● **YOUR OBJECTIVE**:
Return each line of the records holding the string "sofá".
-.-.-
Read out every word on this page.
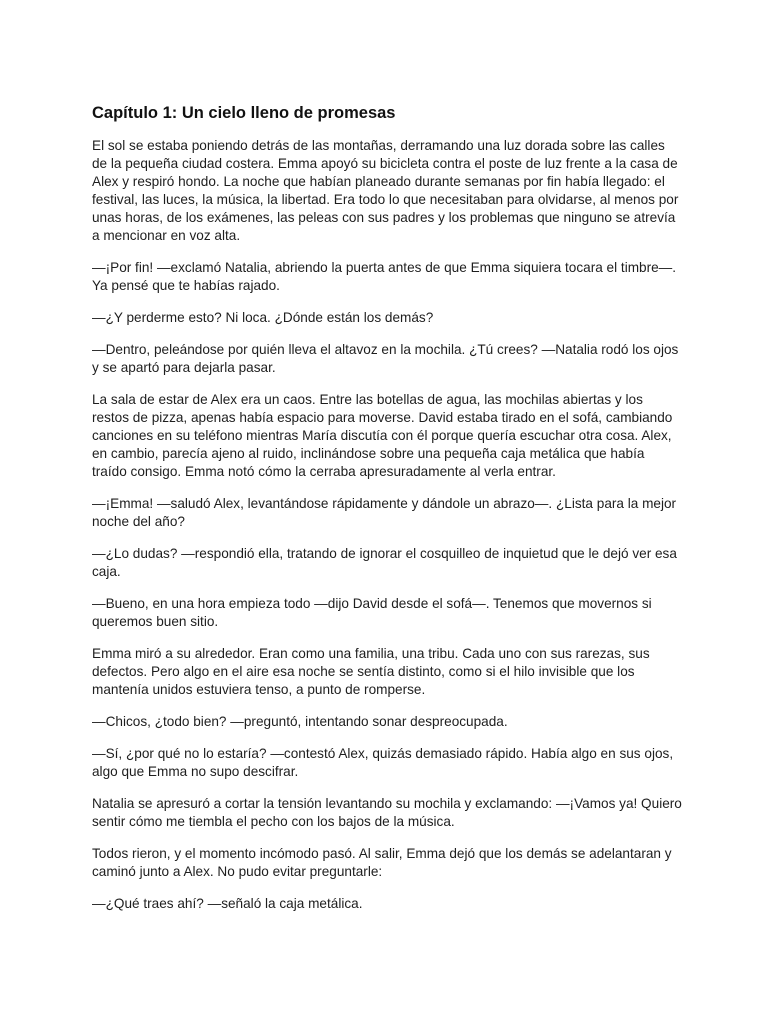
Capítulo 1: Un cielo lleno de promesas

El sol se estaba poniendo detrás de las montañas, derramando una luz dorada sobre las calles de la pequeña ciudad costera. Emma apoyó su bicicleta contra el poste de luz frente a la casa de Alex y respiró hondo. La noche que habían planeado durante semanas por fin había llegado: el festival, las luces, la música, la libertad. Era todo lo que necesitaban para olvidarse, al menos por unas horas, de los exámenes, las peleas con sus padres y los problemas que ninguno se atrevía a mencionar en voz alta.

—¡Por fin! —exclamó Natalia, abriendo la puerta antes de que Emma siquiera tocara el timbre—. Ya pensé que te habías rajado.

—¿Y perderme esto? Ni loca. ¿Dónde están los demás?

—Dentro, peleándose por quién lleva el altavoz en la mochila. ¿Tú crees? —Natalia rodó los ojos y se apartó para dejarla pasar.

La sala de estar de Alex era un caos. Entre las botellas de agua, las mochilas abiertas y los restos de pizza, apenas había espacio para moverse. David estaba tirado en el sofá, cambiando canciones en su teléfono mientras María discutía con él porque quería escuchar otra cosa. Alex, en cambio, parecía ajeno al ruido, inclinándose sobre una pequeña caja metálica que había traído consigo. Emma notó cómo la cerraba apresuradamente al verla entrar.

—¡Emma! —saludó Alex, levantándose rápidamente y dándole un abrazo—. ¿Lista para la mejor noche del año?

—¿Lo dudas? —respondió ella, tratando de ignorar el cosquilleo de inquietud que le dejó ver esa caja.

—Bueno, en una hora empieza todo —dijo David desde el sofá—. Tenemos que movernos si queremos buen sitio.

Emma miró a su alrededor. Eran como una familia, una tribu. Cada uno con sus rarezas, sus defectos. Pero algo en el aire esa noche se sentía distinto, como si el hilo invisible que los mantenía unidos estuviera tenso, a punto de romperse.

—Chicos, ¿todo bien? —preguntó, intentando sonar despreocupada.

—Sí, ¿por qué no lo estaría? —contestó Alex, quizás demasiado rápido. Había algo en sus ojos, algo que Emma no supo descifrar.

Natalia se apresuró a cortar la tensión levantando su mochila y exclamando: —¡Vamos ya! Quiero sentir cómo me tiembla el pecho con los bajos de la música.

Todos rieron, y el momento incómodo pasó. Al salir, Emma dejó que los demás se adelantaran y caminó junto a Alex. No pudo evitar preguntarle:

—¿Qué traes ahí? —señaló la caja metálica.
-.-.-
● **EXERCISE ANSWER**:
La sala de estar de Alex era un caos. Entre las botellas de agua, las mochilas abiertas y los restos de pizza, apenas había espacio para moverse. David estaba tirado en el sofá, cambiando canciones en su teléfono mientras María discutía con él porque quería escuchar otra cosa. Alex, en cambio, parecía ajeno al ruido, inclinándose sobre una pequeña caja metálica que había traído consigo. Emma notó cómo la cerraba apresuradamente al verla entrar.
—Bueno, en una hora empieza todo —dijo David desde el sofá—. Tenemos que movernos si queremos buen sitio.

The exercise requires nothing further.